◆ Work to complete
Output all entries verbatim. Skip pictures.

[Begin Records supplied]

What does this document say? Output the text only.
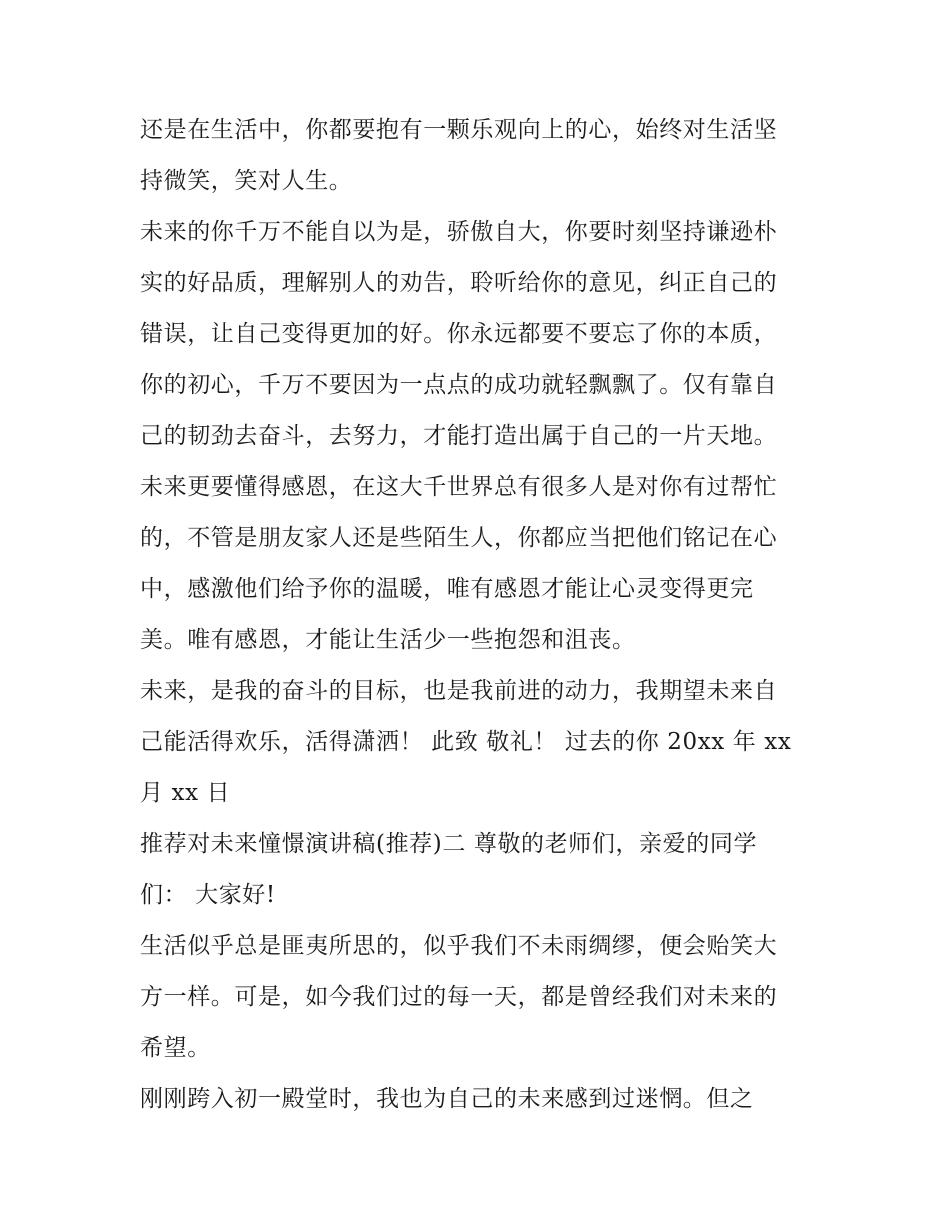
还是在生活中，你都要抱有一颗乐观向上的心，始终对生活坚
持微笑，笑对人生。
未来的你千万不能自以为是，骄傲自大，你要时刻坚持谦逊朴
实的好品质，理解别人的劝告，聆听给你的意见，纠正自己的
错误，让自己变得更加的好。你永远都要不要忘了你的本质，
你的初心，千万不要因为一点点的成功就轻飘飘了。仅有靠自
己的韧劲去奋斗，去努力，才能打造出属于自己的一片天地。
未来更要懂得感恩，在这大千世界总有很多人是对你有过帮忙
的，不管是朋友家人还是些陌生人，你都应当把他们铭记在心
中，感激他们给予你的温暖，唯有感恩才能让心灵变得更完
美。唯有感恩，才能让生活少一些抱怨和沮丧。
未来，是我的奋斗的目标，也是我前进的动力，我期望未来自
己能活得欢乐，活得潇洒！ 此致 敬礼！ 过去的你 20xx 年 xx
月 xx 日
推荐对未来憧憬演讲稿(推荐)二 尊敬的老师们，亲爱的同学
们： 大家好!
生活似乎总是匪夷所思的，似乎我们不未雨绸缪，便会贻笑大
方一样。可是，如今我们过的每一天，都是曾经我们对未来的
希望。
刚刚跨入初一殿堂时，我也为自己的未来感到过迷惘。但之
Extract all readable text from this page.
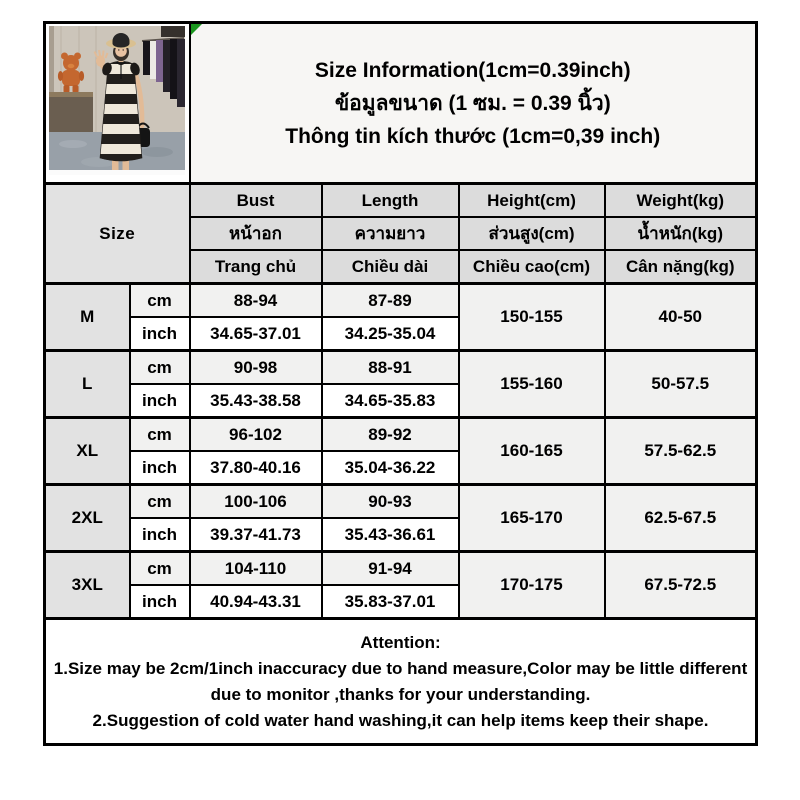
Size Information(1cm=0.39inch)
ข้อมูลขนาด (1 ซม. = 0.39 นิ้ว)
Thông tin kích thước (1cm=0,39 inch)			

Size		Bust	Length	Height(cm)	Weight(kg)
		หน้าอก	ความยาว	ส่วนสูง(cm)	น้ำหนัก(kg)
		Trang chủ	Chiều dài	Chiều cao(cm)	Cân nặng(kg)
M	cm	88-94	87-89	150-155	40-50
	inch	34.65-37.01	34.25-35.04		
L	cm	90-98	88-91	155-160	50-57.5
	inch	35.43-38.58	34.65-35.83		
XL	cm	96-102	89-92	160-165	57.5-62.5
	inch	37.80-40.16	35.04-36.22		
2XL	cm	100-106	90-93	165-170	62.5-67.5
	inch	39.37-41.73	35.43-36.61		
3XL	cm	104-110	91-94	170-175	67.5-72.5
	inch	40.94-43.31	35.83-37.01		

Attention:
1.Size may be 2cm/1inch inaccuracy due to hand measure,Color may be little different due to monitor ,thanks for your understanding.
2.Suggestion of cold water hand washing,it can help items keep their shape.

[End Records supplied]

◆ Complete output
What does this document say? Output the text only.
还是在生活中，你都要抱有一颗乐观向上的心，始终对生活坚
持微笑，笑对人生。
未来的你千万不能自以为是，骄傲自大，你要时刻坚持谦逊朴
实的好品质，理解别人的劝告，聆听给你的意见，纠正自己的
错误，让自己变得更加的好。你永远都要不要忘了你的本质，
你的初心，千万不要因为一点点的成功就轻飘飘了。仅有靠自
己的韧劲去奋斗，去努力，才能打造出属于自己的一片天地。
未来更要懂得感恩，在这大千世界总有很多人是对你有过帮忙
的，不管是朋友家人还是些陌生人，你都应当把他们铭记在心
中，感激他们给予你的温暖，唯有感恩才能让心灵变得更完
美。唯有感恩，才能让生活少一些抱怨和沮丧。
未来，是我的奋斗的目标，也是我前进的动力，我期望未来自
己能活得欢乐，活得潇洒！ 此致 敬礼！ 过去的你 20xx 年 xx
月 xx 日
推荐对未来憧憬演讲稿(推荐)二 尊敬的老师们，亲爱的同学
们： 大家好!
生活似乎总是匪夷所思的，似乎我们不未雨绸缪，便会贻笑大
方一样。可是，如今我们过的每一天，都是曾经我们对未来的
希望。
刚刚跨入初一殿堂时，我也为自己的未来感到过迷惘。但之
Extract all readable text from this page.
Size Information(1cm=0.39inch)
ข้อมูลขนาด (1 ซม. = 0.39 นิ้ว)
Thông tin kích thước (1cm=0,39 inch)			

Size		Bust	Length	Height(cm)	Weight(kg)
		หน้าอก	ความยาว	ส่วนสูง(cm)	น้ำหนัก(kg)
		Trang chủ	Chiều dài	Chiều cao(cm)	Cân nặng(kg)
M	cm	88-94	87-89	150-155	40-50
	inch	34.65-37.01	34.25-35.04		
L	cm	90-98	88-91	155-160	50-57.5
	inch	35.43-38.58	34.65-35.83		
XL	cm	96-102	89-92	160-165	57.5-62.5
	inch	37.80-40.16	35.04-36.22		
2XL	cm	100-106	90-93	165-170	62.5-67.5
	inch	39.37-41.73	35.43-36.61		
3XL	cm	104-110	91-94	170-175	67.5-72.5
	inch	40.94-43.31	35.83-37.01		

Attention:
1.Size may be 2cm/1inch inaccuracy due to hand measure,Color may be little different due to monitor ,thanks for your understanding.
2.Suggestion of cold water hand washing,it can help items keep their shape.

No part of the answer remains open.